* [Problem requirements] Look over the entries that follow and work out how many lines contain "text". State the number only.

>> BEGIN Records for processing

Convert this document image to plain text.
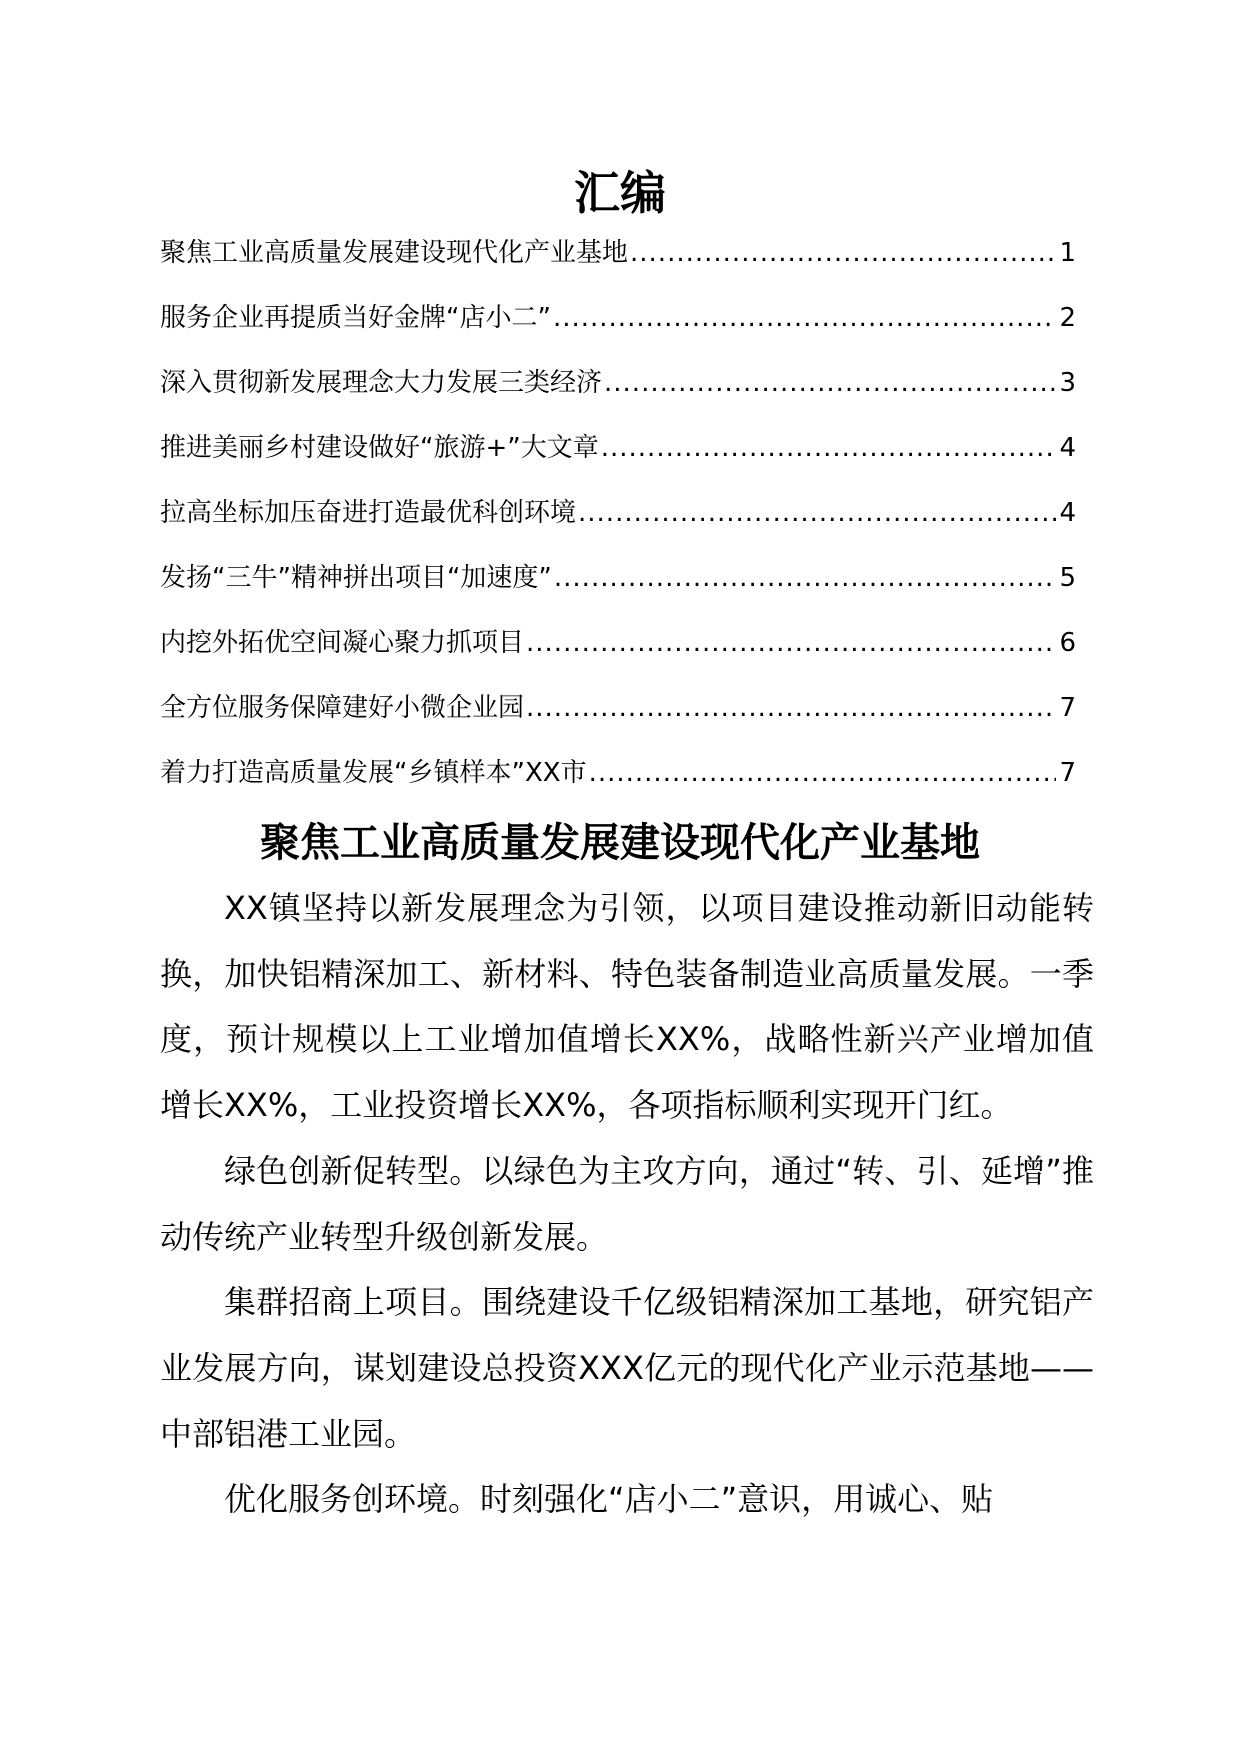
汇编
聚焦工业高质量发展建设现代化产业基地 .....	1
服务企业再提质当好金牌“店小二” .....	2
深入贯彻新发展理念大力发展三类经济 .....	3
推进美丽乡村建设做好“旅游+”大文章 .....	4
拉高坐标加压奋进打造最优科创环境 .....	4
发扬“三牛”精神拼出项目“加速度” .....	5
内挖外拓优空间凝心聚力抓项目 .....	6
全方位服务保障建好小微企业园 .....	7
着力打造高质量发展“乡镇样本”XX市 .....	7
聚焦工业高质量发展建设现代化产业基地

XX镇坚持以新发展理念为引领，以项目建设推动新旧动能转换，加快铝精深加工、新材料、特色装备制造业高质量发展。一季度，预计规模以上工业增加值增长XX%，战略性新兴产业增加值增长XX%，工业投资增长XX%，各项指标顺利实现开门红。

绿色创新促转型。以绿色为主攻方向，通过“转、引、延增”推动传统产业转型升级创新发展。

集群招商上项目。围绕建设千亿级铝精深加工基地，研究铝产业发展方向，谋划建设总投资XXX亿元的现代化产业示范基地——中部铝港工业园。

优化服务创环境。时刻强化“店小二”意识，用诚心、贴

>> END Records for processing
>> BEGIN Records for processing

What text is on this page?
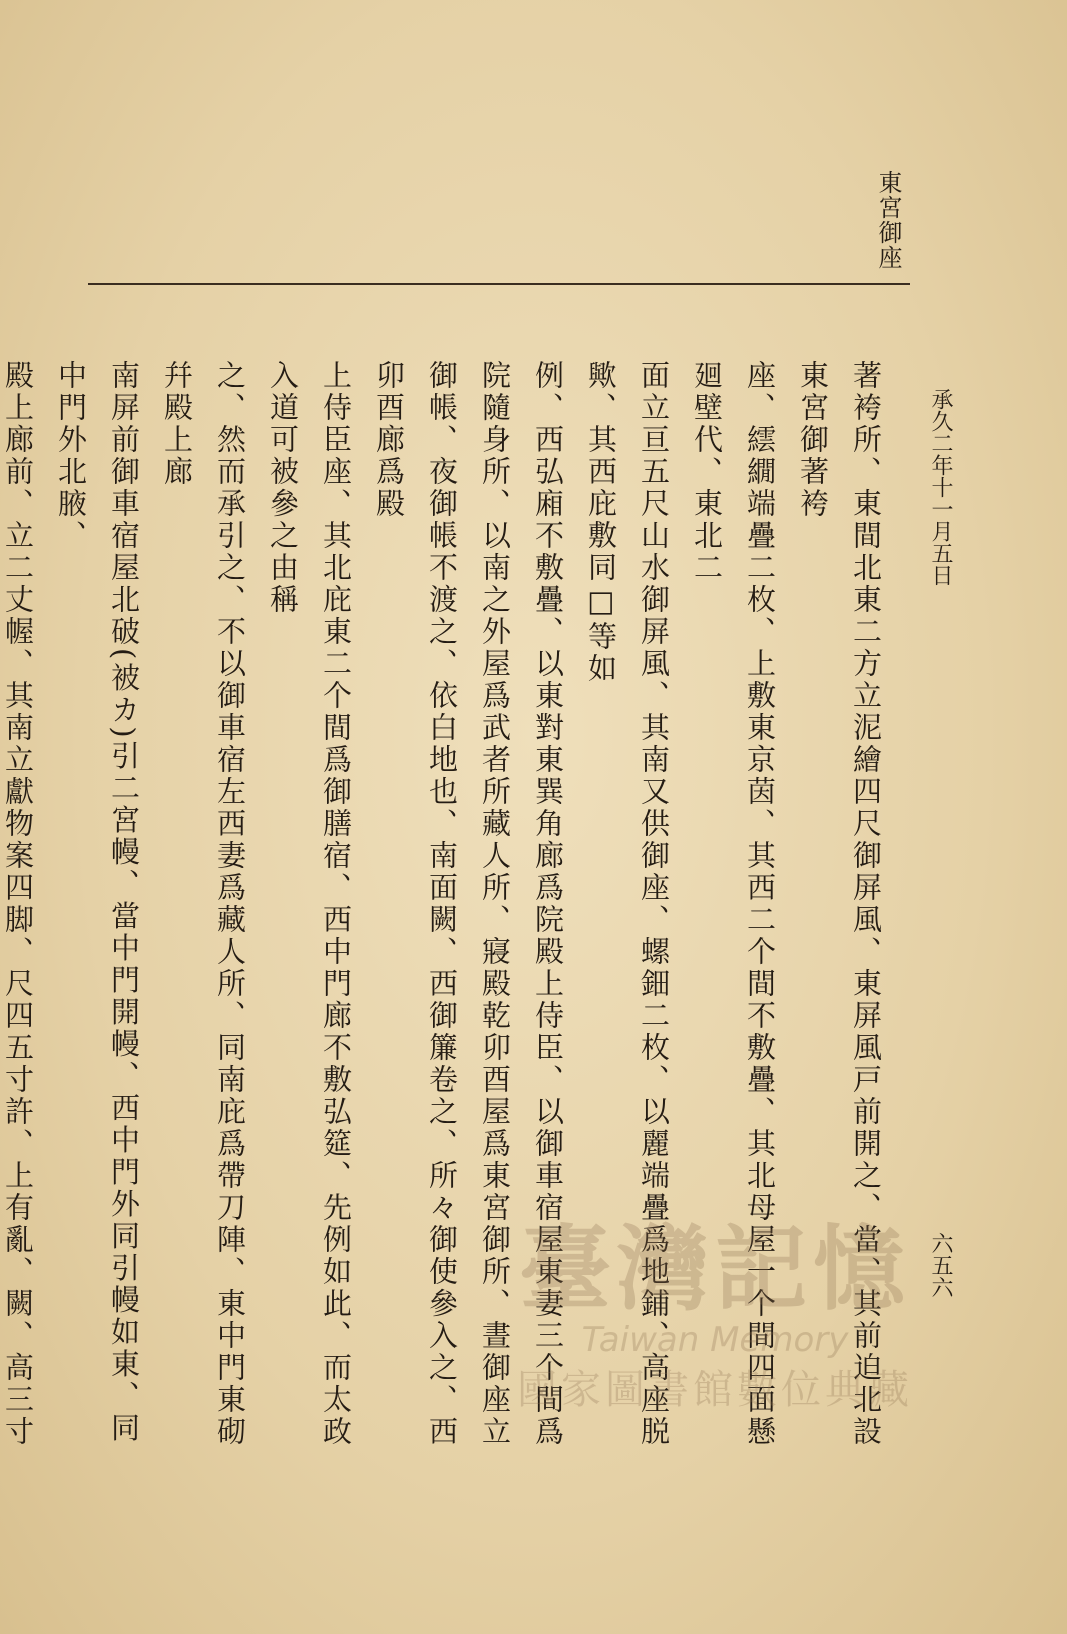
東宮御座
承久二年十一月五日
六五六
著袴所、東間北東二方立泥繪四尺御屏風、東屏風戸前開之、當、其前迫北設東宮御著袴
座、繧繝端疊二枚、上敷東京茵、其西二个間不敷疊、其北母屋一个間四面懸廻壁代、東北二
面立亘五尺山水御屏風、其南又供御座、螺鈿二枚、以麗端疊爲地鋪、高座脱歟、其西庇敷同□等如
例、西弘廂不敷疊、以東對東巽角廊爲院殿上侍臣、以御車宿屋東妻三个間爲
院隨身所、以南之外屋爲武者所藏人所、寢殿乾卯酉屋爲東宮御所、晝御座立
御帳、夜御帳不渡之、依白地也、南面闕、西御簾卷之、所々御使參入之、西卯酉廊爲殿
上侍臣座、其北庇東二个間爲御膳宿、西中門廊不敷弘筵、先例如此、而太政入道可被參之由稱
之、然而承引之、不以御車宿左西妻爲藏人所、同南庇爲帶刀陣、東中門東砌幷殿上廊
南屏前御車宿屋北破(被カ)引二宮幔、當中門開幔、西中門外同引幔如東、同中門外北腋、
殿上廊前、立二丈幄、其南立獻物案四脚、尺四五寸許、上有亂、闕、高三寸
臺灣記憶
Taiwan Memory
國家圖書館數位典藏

>> END Records for processing
>> BEGIN Records for processing

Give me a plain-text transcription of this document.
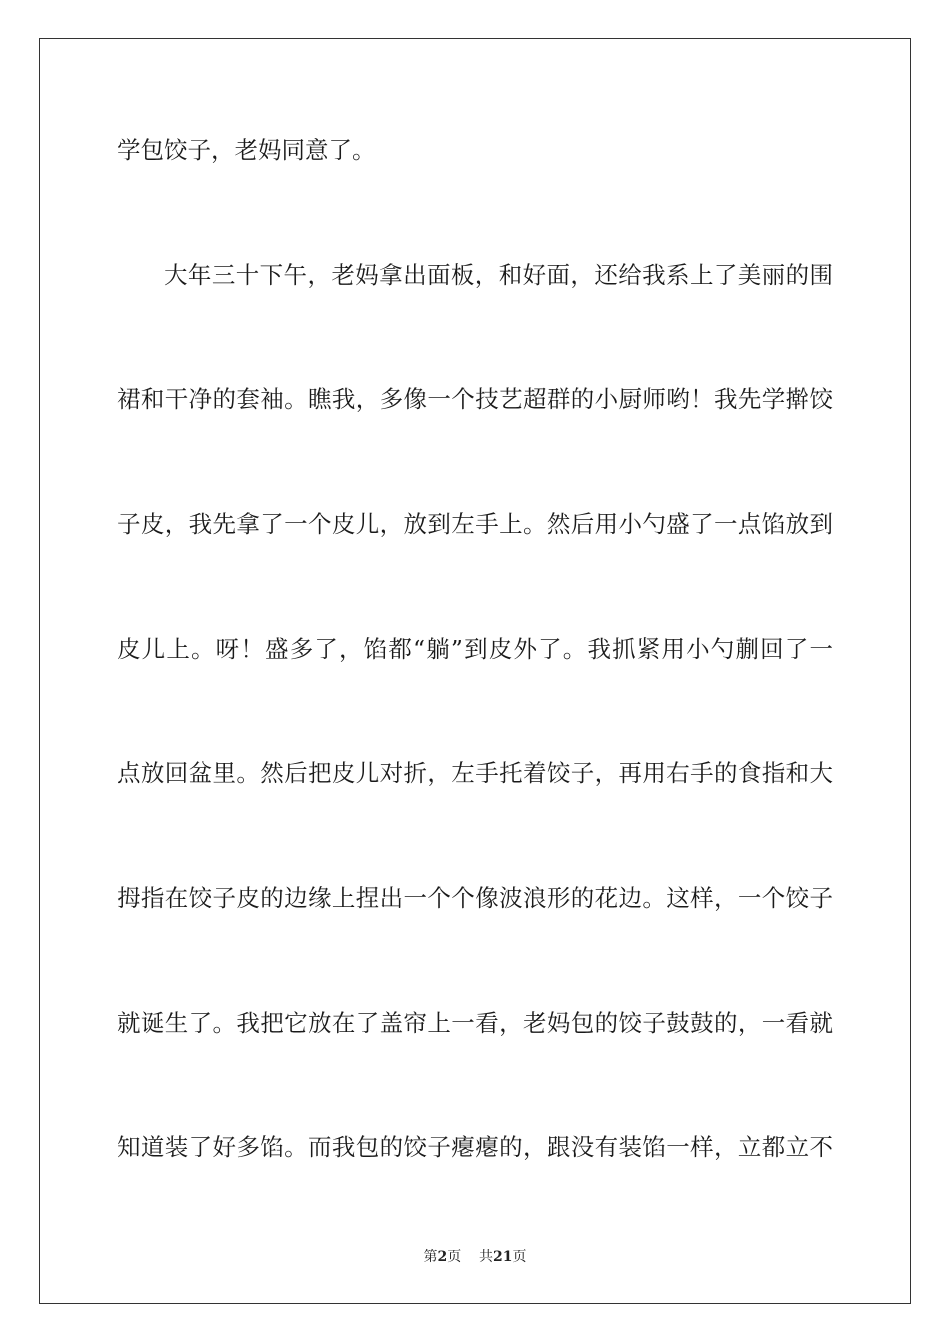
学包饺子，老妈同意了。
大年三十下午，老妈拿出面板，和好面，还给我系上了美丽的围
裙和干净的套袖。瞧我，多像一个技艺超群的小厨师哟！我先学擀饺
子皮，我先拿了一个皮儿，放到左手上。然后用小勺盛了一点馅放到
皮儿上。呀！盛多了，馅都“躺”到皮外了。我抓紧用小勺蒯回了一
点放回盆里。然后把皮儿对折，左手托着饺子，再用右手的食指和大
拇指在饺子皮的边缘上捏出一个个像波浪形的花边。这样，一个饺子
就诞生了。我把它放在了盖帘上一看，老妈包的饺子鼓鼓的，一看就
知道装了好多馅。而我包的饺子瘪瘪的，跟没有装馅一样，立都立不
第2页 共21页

>> END Records for processing

* [Written solution] 3